▶ **What to produce**:
The entries below contain pictures. Retype everything except those pictures, exactly as given.

▶ **Exercise input**:

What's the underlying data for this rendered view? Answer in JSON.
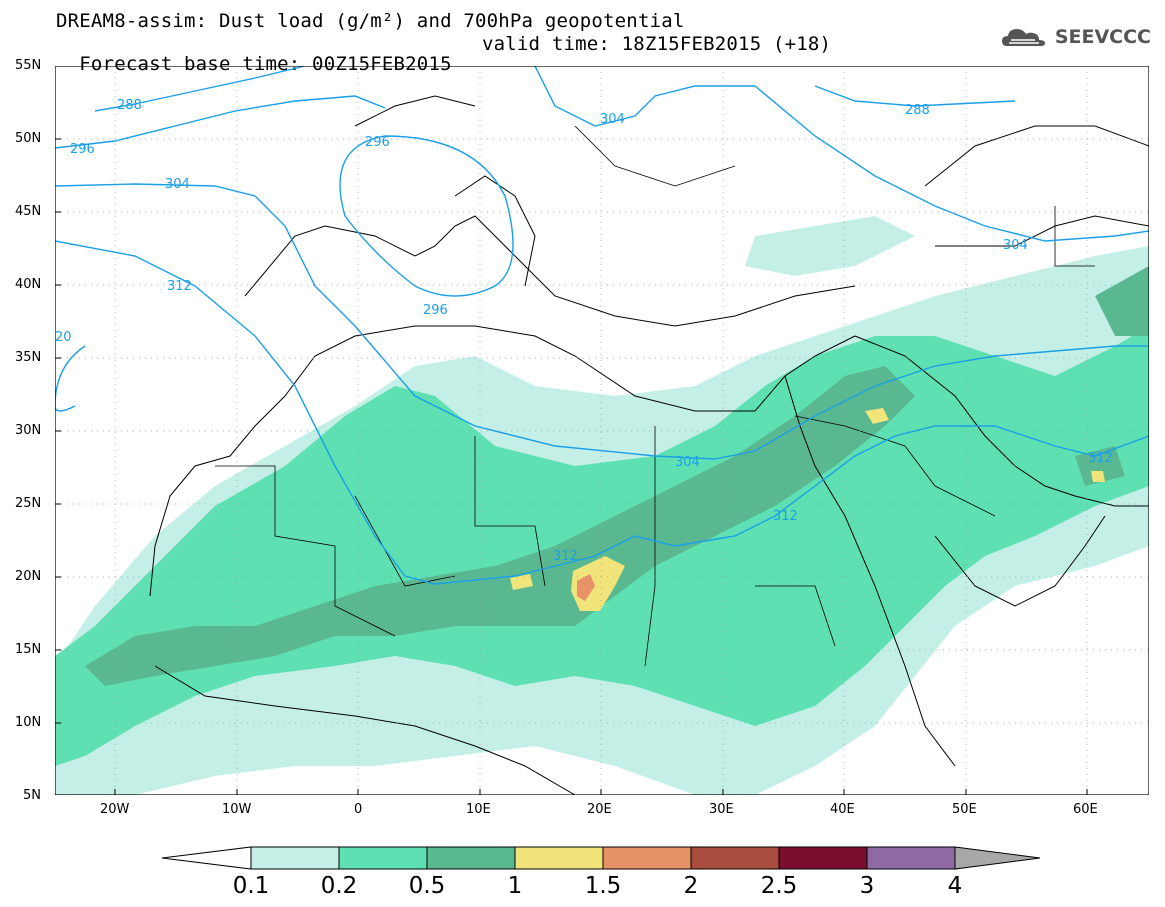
{
  "header": {
    "line1": "DREAM8-assim: Dust load (g/m²) and 700hPa geopotential",
    "line2_left": "Forecast base time: 00Z15FEB2015",
    "line2_right": "valid time: 18Z15FEB2015 (+18)"
  },
  "logo": {
    "text": "SEEVCCC",
    "icon": "cloud-icon"
  },
  "map": {
    "lat_labels": [
      "55N",
      "50N",
      "45N",
      "40N",
      "35N",
      "30N",
      "25N",
      "20N",
      "15N",
      "10N",
      "5N"
    ],
    "lon_labels": [
      "20W",
      "10W",
      "0",
      "10E",
      "20E",
      "30E",
      "40E",
      "50E",
      "60E"
    ],
    "contour_labels": [
      "288",
      "296",
      "304",
      "312",
      "296",
      "304",
      "312",
      "20",
      "288",
      "296",
      "304",
      "304",
      "312",
      "312"
    ]
  },
  "colorbar": {
    "levels": [
      "0.1",
      "0.2",
      "0.5",
      "1",
      "1.5",
      "2",
      "2.5",
      "3",
      "4"
    ],
    "colors": [
      "#c4efe6",
      "#5fe0b3",
      "#5ab891",
      "#f0e47a",
      "#e8926a",
      "#a84d3f",
      "#7a0e2e",
      "#8e6aa2",
      "#a8a8a8"
    ]
  },
  "colors": {
    "contour": "#1a9fe8",
    "dust_light": "#c4efe6",
    "dust_mid": "#5fe0b3",
    "dust_dark": "#5ab891",
    "dust_yellow": "#f0e47a",
    "dust_orange": "#e8926a"
  }
}
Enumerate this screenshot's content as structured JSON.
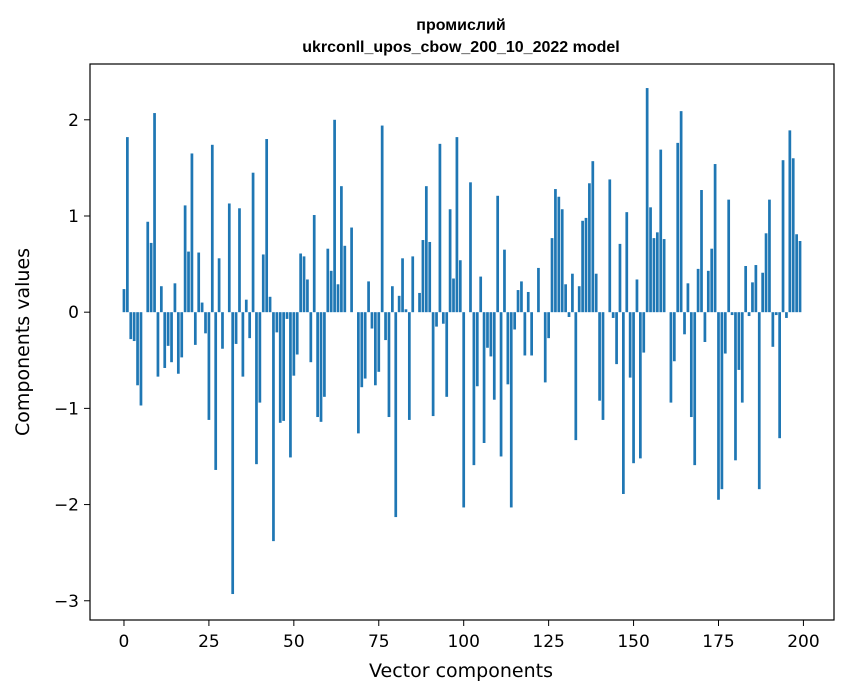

▶ **Correct response**:
What's the underlying data for this rendered view? Answer in JSON.
{
  "header": {
    "line1": "DREAM8-assim: Dust load (g/m²) and 700hPa geopotential",
    "line2_left": "Forecast base time: 00Z15FEB2015",
    "line2_right": "valid time: 18Z15FEB2015 (+18)"
  },
  "logo": {
    "text": "SEEVCCC",
    "icon": "cloud-icon"
  },
  "map": {
    "lat_labels": [
      "55N",
      "50N",
      "45N",
      "40N",
      "35N",
      "30N",
      "25N",
      "20N",
      "15N",
      "10N",
      "5N"
    ],
    "lon_labels": [
      "20W",
      "10W",
      "0",
      "10E",
      "20E",
      "30E",
      "40E",
      "50E",
      "60E"
    ],
    "contour_labels": [
      "288",
      "296",
      "304",
      "312",
      "296",
      "304",
      "312",
      "20",
      "288",
      "296",
      "304",
      "304",
      "312",
      "312"
    ]
  },
  "colorbar": {
    "levels": [
      "0.1",
      "0.2",
      "0.5",
      "1",
      "1.5",
      "2",
      "2.5",
      "3",
      "4"
    ],
    "colors": [
      "#c4efe6",
      "#5fe0b3",
      "#5ab891",
      "#f0e47a",
      "#e8926a",
      "#a84d3f",
      "#7a0e2e",
      "#8e6aa2",
      "#a8a8a8"
    ]
  },
  "colors": {
    "contour": "#1a9fe8",
    "dust_light": "#c4efe6",
    "dust_mid": "#5fe0b3",
    "dust_dark": "#5ab891",
    "dust_yellow": "#f0e47a",
    "dust_orange": "#e8926a"
  }
}
Enumerate this screenshot's content as structured JSON.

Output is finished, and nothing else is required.